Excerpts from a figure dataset

= = = = =

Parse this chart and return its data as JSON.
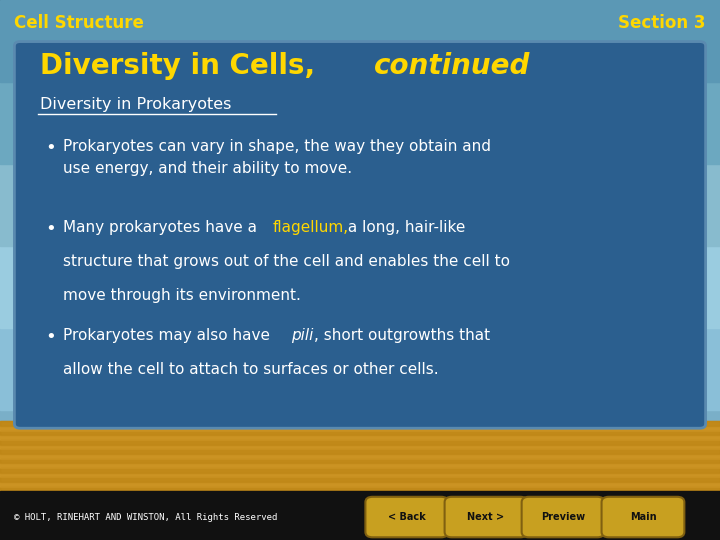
{
  "header_left": "Cell Structure",
  "header_right": "Section 3",
  "header_text_color": "#FFD700",
  "title_normal": "Diversity in Cells, ",
  "title_italic": "continued",
  "title_color": "#FFD700",
  "subtitle": "Diversity in Prokaryotes",
  "subtitle_color": "#FFFFFF",
  "main_bg_color": "#2B5F8F",
  "slide_border_color": "#5A8AAF",
  "footer_text": "© HOLT, RINEHART AND WINSTON, All Rights Reserved",
  "footer_bg": "#111111",
  "footer_text_color": "#FFFFFF",
  "bottom_bar_color": "#C8A020",
  "nav_buttons": [
    "< Back",
    "Next >",
    "Preview",
    "Main"
  ],
  "nav_btn_color": "#C8A020",
  "nav_btn_text_color": "#111111",
  "bullet_color": "#FFFFFF",
  "highlight_color": "#FFD700",
  "sky_colors": [
    "#7AAFC8",
    "#8ABFD8",
    "#9ACCE0",
    "#88BBCE",
    "#6CA8C0",
    "#5B98B5"
  ],
  "gold_color": "#C89020"
}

= = = = =

● **WORK INSTRUCTIONS**:
Leave the pictures out and print every record exactly.

● **TASK RESPONSE**:
Parse this chart and return its data as JSON.
{
  "header_left": "Cell Structure",
  "header_right": "Section 3",
  "header_text_color": "#FFD700",
  "title_normal": "Diversity in Cells, ",
  "title_italic": "continued",
  "title_color": "#FFD700",
  "subtitle": "Diversity in Prokaryotes",
  "subtitle_color": "#FFFFFF",
  "main_bg_color": "#2B5F8F",
  "slide_border_color": "#5A8AAF",
  "footer_text": "© HOLT, RINEHART AND WINSTON, All Rights Reserved",
  "footer_bg": "#111111",
  "footer_text_color": "#FFFFFF",
  "bottom_bar_color": "#C8A020",
  "nav_buttons": [
    "< Back",
    "Next >",
    "Preview",
    "Main"
  ],
  "nav_btn_color": "#C8A020",
  "nav_btn_text_color": "#111111",
  "bullet_color": "#FFFFFF",
  "highlight_color": "#FFD700",
  "sky_colors": [
    "#7AAFC8",
    "#8ABFD8",
    "#9ACCE0",
    "#88BBCE",
    "#6CA8C0",
    "#5B98B5"
  ],
  "gold_color": "#C89020"
}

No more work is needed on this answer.